§ **GOAL OF THE EXERCISE**: Reproduce the material in full, unchanged.
##### SOURCE MATERIAL #####
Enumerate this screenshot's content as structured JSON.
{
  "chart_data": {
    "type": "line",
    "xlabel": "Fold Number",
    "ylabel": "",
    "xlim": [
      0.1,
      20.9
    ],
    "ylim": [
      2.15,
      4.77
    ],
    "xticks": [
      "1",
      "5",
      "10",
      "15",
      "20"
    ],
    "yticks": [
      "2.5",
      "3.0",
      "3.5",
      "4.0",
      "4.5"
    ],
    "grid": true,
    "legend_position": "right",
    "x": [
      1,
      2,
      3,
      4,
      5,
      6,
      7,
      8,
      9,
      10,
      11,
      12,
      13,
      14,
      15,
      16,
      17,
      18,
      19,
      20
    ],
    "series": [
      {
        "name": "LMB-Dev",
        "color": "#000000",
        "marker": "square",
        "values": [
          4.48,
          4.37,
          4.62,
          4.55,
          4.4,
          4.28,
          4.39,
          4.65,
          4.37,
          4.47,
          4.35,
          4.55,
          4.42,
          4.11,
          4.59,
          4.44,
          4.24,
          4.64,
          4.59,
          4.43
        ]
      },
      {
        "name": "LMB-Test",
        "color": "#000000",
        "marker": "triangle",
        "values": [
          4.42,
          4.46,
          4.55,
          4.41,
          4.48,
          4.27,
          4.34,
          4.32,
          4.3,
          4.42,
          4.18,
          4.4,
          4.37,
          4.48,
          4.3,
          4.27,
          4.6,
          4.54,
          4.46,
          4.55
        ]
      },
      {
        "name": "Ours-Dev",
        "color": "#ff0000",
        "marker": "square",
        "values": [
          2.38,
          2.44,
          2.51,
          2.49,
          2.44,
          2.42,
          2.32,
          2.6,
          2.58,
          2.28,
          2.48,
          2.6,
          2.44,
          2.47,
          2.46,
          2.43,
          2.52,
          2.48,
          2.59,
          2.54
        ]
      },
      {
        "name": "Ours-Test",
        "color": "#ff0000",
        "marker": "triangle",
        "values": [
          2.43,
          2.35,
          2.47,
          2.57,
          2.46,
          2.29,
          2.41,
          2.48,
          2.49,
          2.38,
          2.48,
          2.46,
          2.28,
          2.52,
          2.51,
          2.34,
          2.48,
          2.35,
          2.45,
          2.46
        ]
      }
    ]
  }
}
#####
§ **FULL OUTPUT**:
Enumerate this screenshot's content as structured JSON.
{
  "chart_data": {
    "type": "line",
    "xlabel": "Fold Number",
    "ylabel": "",
    "xlim": [
      0.1,
      20.9
    ],
    "ylim": [
      2.15,
      4.77
    ],
    "xticks": [
      "1",
      "5",
      "10",
      "15",
      "20"
    ],
    "yticks": [
      "2.5",
      "3.0",
      "3.5",
      "4.0",
      "4.5"
    ],
    "grid": true,
    "legend_position": "right",
    "x": [
      1,
      2,
      3,
      4,
      5,
      6,
      7,
      8,
      9,
      10,
      11,
      12,
      13,
      14,
      15,
      16,
      17,
      18,
      19,
      20
    ],
    "series": [
      {
        "name": "LMB-Dev",
        "color": "#000000",
        "marker": "square",
        "values": [
          4.48,
          4.37,
          4.62,
          4.55,
          4.4,
          4.28,
          4.39,
          4.65,
          4.37,
          4.47,
          4.35,
          4.55,
          4.42,
          4.11,
          4.59,
          4.44,
          4.24,
          4.64,
          4.59,
          4.43
        ]
      },
      {
        "name": "LMB-Test",
        "color": "#000000",
        "marker": "triangle",
        "values": [
          4.42,
          4.46,
          4.55,
          4.41,
          4.48,
          4.27,
          4.34,
          4.32,
          4.3,
          4.42,
          4.18,
          4.4,
          4.37,
          4.48,
          4.3,
          4.27,
          4.6,
          4.54,
          4.46,
          4.55
        ]
      },
      {
        "name": "Ours-Dev",
        "color": "#ff0000",
        "marker": "square",
        "values": [
          2.38,
          2.44,
          2.51,
          2.49,
          2.44,
          2.42,
          2.32,
          2.6,
          2.58,
          2.28,
          2.48,
          2.6,
          2.44,
          2.47,
          2.46,
          2.43,
          2.52,
          2.48,
          2.59,
          2.54
        ]
      },
      {
        "name": "Ours-Test",
        "color": "#ff0000",
        "marker": "triangle",
        "values": [
          2.43,
          2.35,
          2.47,
          2.57,
          2.46,
          2.29,
          2.41,
          2.48,
          2.49,
          2.38,
          2.48,
          2.46,
          2.28,
          2.52,
          2.51,
          2.34,
          2.48,
          2.35,
          2.45,
          2.46
        ]
      }
    ]
  }
}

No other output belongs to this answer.